* _INSTRUCTIONS TO FOLLOW_
Repeat the data word for word. Do not include the pictures.

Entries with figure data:

--*--

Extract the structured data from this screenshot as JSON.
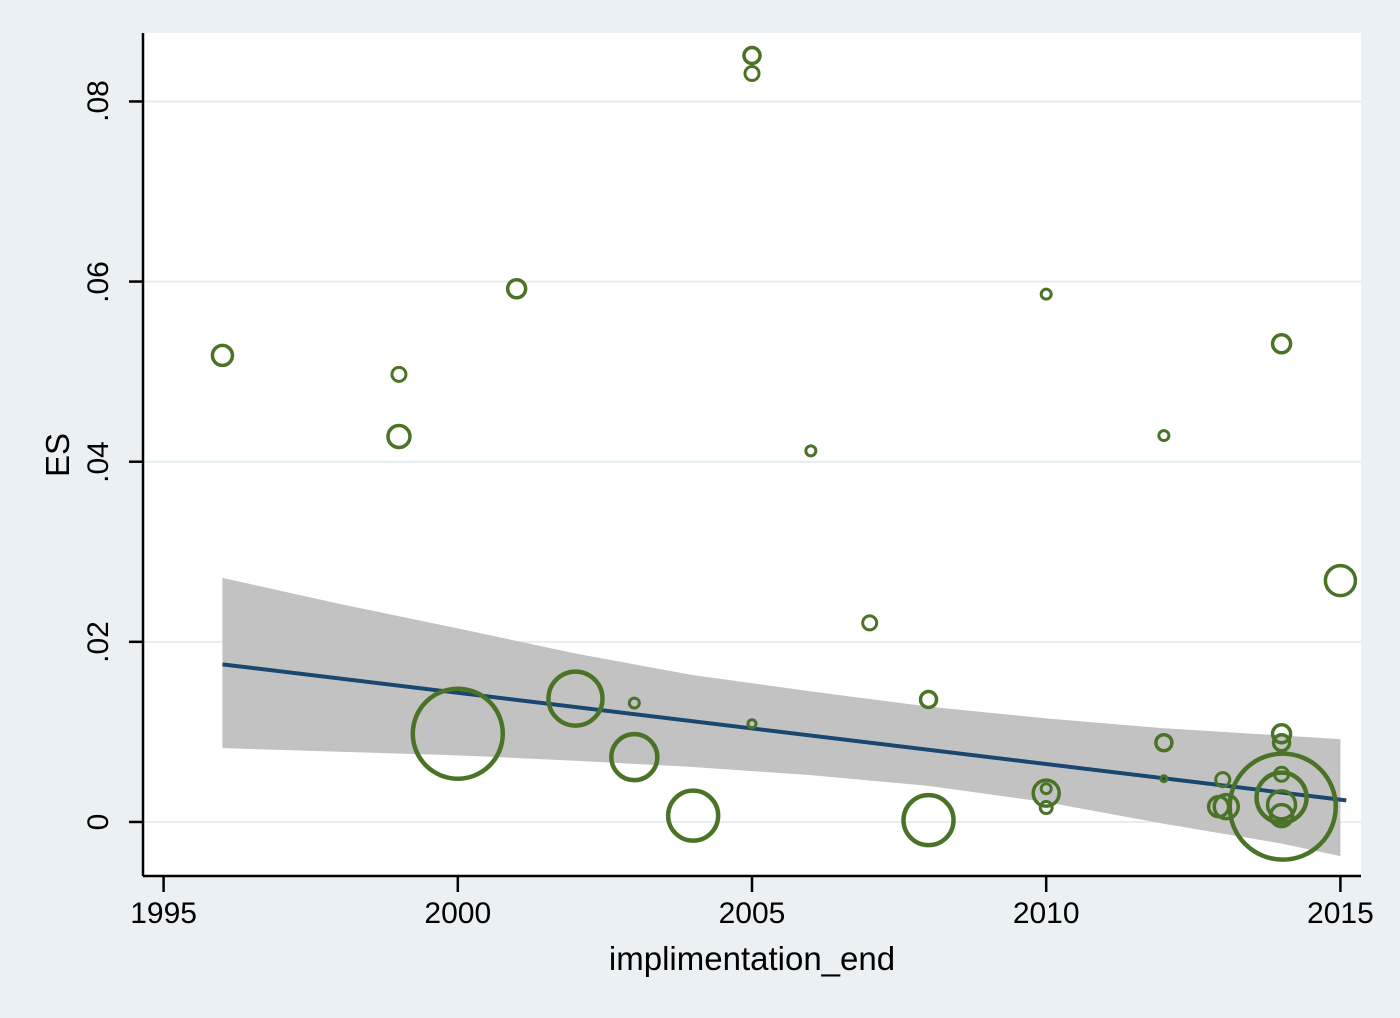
{
  "chart_data": {
    "type": "scatter",
    "subtype": "bubble-with-fit",
    "title": "",
    "xlabel": "implimentation_end",
    "ylabel": "ES",
    "x_range": [
      1994.65,
      2015.35
    ],
    "y_range": [
      -0.006,
      0.0876
    ],
    "x_ticks": [
      1995,
      2000,
      2005,
      2010,
      2015
    ],
    "x_tick_labels": [
      "1995",
      "2000",
      "2005",
      "2010",
      "2015"
    ],
    "y_ticks": [
      0,
      0.02,
      0.04,
      0.06,
      0.08
    ],
    "y_tick_labels": [
      "0",
      ".02",
      ".04",
      ".06",
      ".08"
    ],
    "grid": true,
    "legend": false,
    "bubbles": [
      {
        "x": 1996,
        "y": 0.0518,
        "r": 10
      },
      {
        "x": 1999,
        "y": 0.0497,
        "r": 7
      },
      {
        "x": 1999,
        "y": 0.0428,
        "r": 11
      },
      {
        "x": 2000,
        "y": 0.0098,
        "r": 45
      },
      {
        "x": 2001,
        "y": 0.0592,
        "r": 9
      },
      {
        "x": 2002,
        "y": 0.0137,
        "r": 27
      },
      {
        "x": 2003,
        "y": 0.0132,
        "r": 5
      },
      {
        "x": 2003,
        "y": 0.0072,
        "r": 23
      },
      {
        "x": 2004,
        "y": 0.0007,
        "r": 25
      },
      {
        "x": 2005,
        "y": 0.0851,
        "r": 8
      },
      {
        "x": 2005,
        "y": 0.0831,
        "r": 7
      },
      {
        "x": 2005,
        "y": 0.0109,
        "r": 4
      },
      {
        "x": 2006,
        "y": 0.0412,
        "r": 5
      },
      {
        "x": 2007,
        "y": 0.0221,
        "r": 7
      },
      {
        "x": 2008,
        "y": 0.0136,
        "r": 8
      },
      {
        "x": 2008,
        "y": 0.0002,
        "r": 25
      },
      {
        "x": 2010,
        "y": 0.0586,
        "r": 5
      },
      {
        "x": 2010,
        "y": 0.0037,
        "r": 5
      },
      {
        "x": 2010,
        "y": 0.0032,
        "r": 13
      },
      {
        "x": 2010,
        "y": 0.0016,
        "r": 6
      },
      {
        "x": 2012,
        "y": 0.0429,
        "r": 5
      },
      {
        "x": 2012,
        "y": 0.0088,
        "r": 8
      },
      {
        "x": 2012,
        "y": 0.0048,
        "r": 3
      },
      {
        "x": 2013,
        "y": 0.0047,
        "r": 7
      },
      {
        "x": 2012.93,
        "y": 0.0017,
        "r": 10
      },
      {
        "x": 2013.06,
        "y": 0.0017,
        "r": 12
      },
      {
        "x": 2014,
        "y": 0.0531,
        "r": 9
      },
      {
        "x": 2014,
        "y": 0.0098,
        "r": 9
      },
      {
        "x": 2014,
        "y": 0.0088,
        "r": 8
      },
      {
        "x": 2014,
        "y": 0.0053,
        "r": 7
      },
      {
        "x": 2014,
        "y": 0.0027,
        "r": 25
      },
      {
        "x": 2014,
        "y": 0.0019,
        "r": 14
      },
      {
        "x": 2014,
        "y": 0.0007,
        "r": 11
      },
      {
        "x": 2014.02,
        "y": 0.0017,
        "r": 53
      },
      {
        "x": 2015,
        "y": 0.0268,
        "r": 15
      }
    ],
    "fit_line": {
      "x1": 1996,
      "y1": 0.0175,
      "x2": 2015.1,
      "y2": 0.0024
    },
    "ci_band": [
      {
        "x": 1996,
        "upper": 0.0271,
        "lower": 0.0082
      },
      {
        "x": 1998,
        "upper": 0.0242,
        "lower": 0.0078
      },
      {
        "x": 2000,
        "upper": 0.0215,
        "lower": 0.0074
      },
      {
        "x": 2002,
        "upper": 0.0187,
        "lower": 0.0068
      },
      {
        "x": 2004,
        "upper": 0.0163,
        "lower": 0.0061
      },
      {
        "x": 2006,
        "upper": 0.0145,
        "lower": 0.0052
      },
      {
        "x": 2008,
        "upper": 0.0128,
        "lower": 0.004
      },
      {
        "x": 2010,
        "upper": 0.0115,
        "lower": 0.0022
      },
      {
        "x": 2012,
        "upper": 0.0104,
        "lower": -0.0002
      },
      {
        "x": 2014,
        "upper": 0.0096,
        "lower": -0.0024
      },
      {
        "x": 2015,
        "upper": 0.0092,
        "lower": -0.0038
      }
    ],
    "colors": {
      "bubble": "#4a7328",
      "line": "#1a476f",
      "band": "#c2c2c2",
      "plot_bg": "#ffffff",
      "canvas_bg": "#eaf0f3",
      "grid": "#e4eef0",
      "axis": "#000000"
    }
  }
}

--*--

* _SOLVED EXERCISE_
Extract the structured data from this screenshot as JSON.
{
  "chart_data": {
    "type": "scatter",
    "subtype": "bubble-with-fit",
    "title": "",
    "xlabel": "implimentation_end",
    "ylabel": "ES",
    "x_range": [
      1994.65,
      2015.35
    ],
    "y_range": [
      -0.006,
      0.0876
    ],
    "x_ticks": [
      1995,
      2000,
      2005,
      2010,
      2015
    ],
    "x_tick_labels": [
      "1995",
      "2000",
      "2005",
      "2010",
      "2015"
    ],
    "y_ticks": [
      0,
      0.02,
      0.04,
      0.06,
      0.08
    ],
    "y_tick_labels": [
      "0",
      ".02",
      ".04",
      ".06",
      ".08"
    ],
    "grid": true,
    "legend": false,
    "bubbles": [
      {
        "x": 1996,
        "y": 0.0518,
        "r": 10
      },
      {
        "x": 1999,
        "y": 0.0497,
        "r": 7
      },
      {
        "x": 1999,
        "y": 0.0428,
        "r": 11
      },
      {
        "x": 2000,
        "y": 0.0098,
        "r": 45
      },
      {
        "x": 2001,
        "y": 0.0592,
        "r": 9
      },
      {
        "x": 2002,
        "y": 0.0137,
        "r": 27
      },
      {
        "x": 2003,
        "y": 0.0132,
        "r": 5
      },
      {
        "x": 2003,
        "y": 0.0072,
        "r": 23
      },
      {
        "x": 2004,
        "y": 0.0007,
        "r": 25
      },
      {
        "x": 2005,
        "y": 0.0851,
        "r": 8
      },
      {
        "x": 2005,
        "y": 0.0831,
        "r": 7
      },
      {
        "x": 2005,
        "y": 0.0109,
        "r": 4
      },
      {
        "x": 2006,
        "y": 0.0412,
        "r": 5
      },
      {
        "x": 2007,
        "y": 0.0221,
        "r": 7
      },
      {
        "x": 2008,
        "y": 0.0136,
        "r": 8
      },
      {
        "x": 2008,
        "y": 0.0002,
        "r": 25
      },
      {
        "x": 2010,
        "y": 0.0586,
        "r": 5
      },
      {
        "x": 2010,
        "y": 0.0037,
        "r": 5
      },
      {
        "x": 2010,
        "y": 0.0032,
        "r": 13
      },
      {
        "x": 2010,
        "y": 0.0016,
        "r": 6
      },
      {
        "x": 2012,
        "y": 0.0429,
        "r": 5
      },
      {
        "x": 2012,
        "y": 0.0088,
        "r": 8
      },
      {
        "x": 2012,
        "y": 0.0048,
        "r": 3
      },
      {
        "x": 2013,
        "y": 0.0047,
        "r": 7
      },
      {
        "x": 2012.93,
        "y": 0.0017,
        "r": 10
      },
      {
        "x": 2013.06,
        "y": 0.0017,
        "r": 12
      },
      {
        "x": 2014,
        "y": 0.0531,
        "r": 9
      },
      {
        "x": 2014,
        "y": 0.0098,
        "r": 9
      },
      {
        "x": 2014,
        "y": 0.0088,
        "r": 8
      },
      {
        "x": 2014,
        "y": 0.0053,
        "r": 7
      },
      {
        "x": 2014,
        "y": 0.0027,
        "r": 25
      },
      {
        "x": 2014,
        "y": 0.0019,
        "r": 14
      },
      {
        "x": 2014,
        "y": 0.0007,
        "r": 11
      },
      {
        "x": 2014.02,
        "y": 0.0017,
        "r": 53
      },
      {
        "x": 2015,
        "y": 0.0268,
        "r": 15
      }
    ],
    "fit_line": {
      "x1": 1996,
      "y1": 0.0175,
      "x2": 2015.1,
      "y2": 0.0024
    },
    "ci_band": [
      {
        "x": 1996,
        "upper": 0.0271,
        "lower": 0.0082
      },
      {
        "x": 1998,
        "upper": 0.0242,
        "lower": 0.0078
      },
      {
        "x": 2000,
        "upper": 0.0215,
        "lower": 0.0074
      },
      {
        "x": 2002,
        "upper": 0.0187,
        "lower": 0.0068
      },
      {
        "x": 2004,
        "upper": 0.0163,
        "lower": 0.0061
      },
      {
        "x": 2006,
        "upper": 0.0145,
        "lower": 0.0052
      },
      {
        "x": 2008,
        "upper": 0.0128,
        "lower": 0.004
      },
      {
        "x": 2010,
        "upper": 0.0115,
        "lower": 0.0022
      },
      {
        "x": 2012,
        "upper": 0.0104,
        "lower": -0.0002
      },
      {
        "x": 2014,
        "upper": 0.0096,
        "lower": -0.0024
      },
      {
        "x": 2015,
        "upper": 0.0092,
        "lower": -0.0038
      }
    ],
    "colors": {
      "bubble": "#4a7328",
      "line": "#1a476f",
      "band": "#c2c2c2",
      "plot_bg": "#ffffff",
      "canvas_bg": "#eaf0f3",
      "grid": "#e4eef0",
      "axis": "#000000"
    }
  }
}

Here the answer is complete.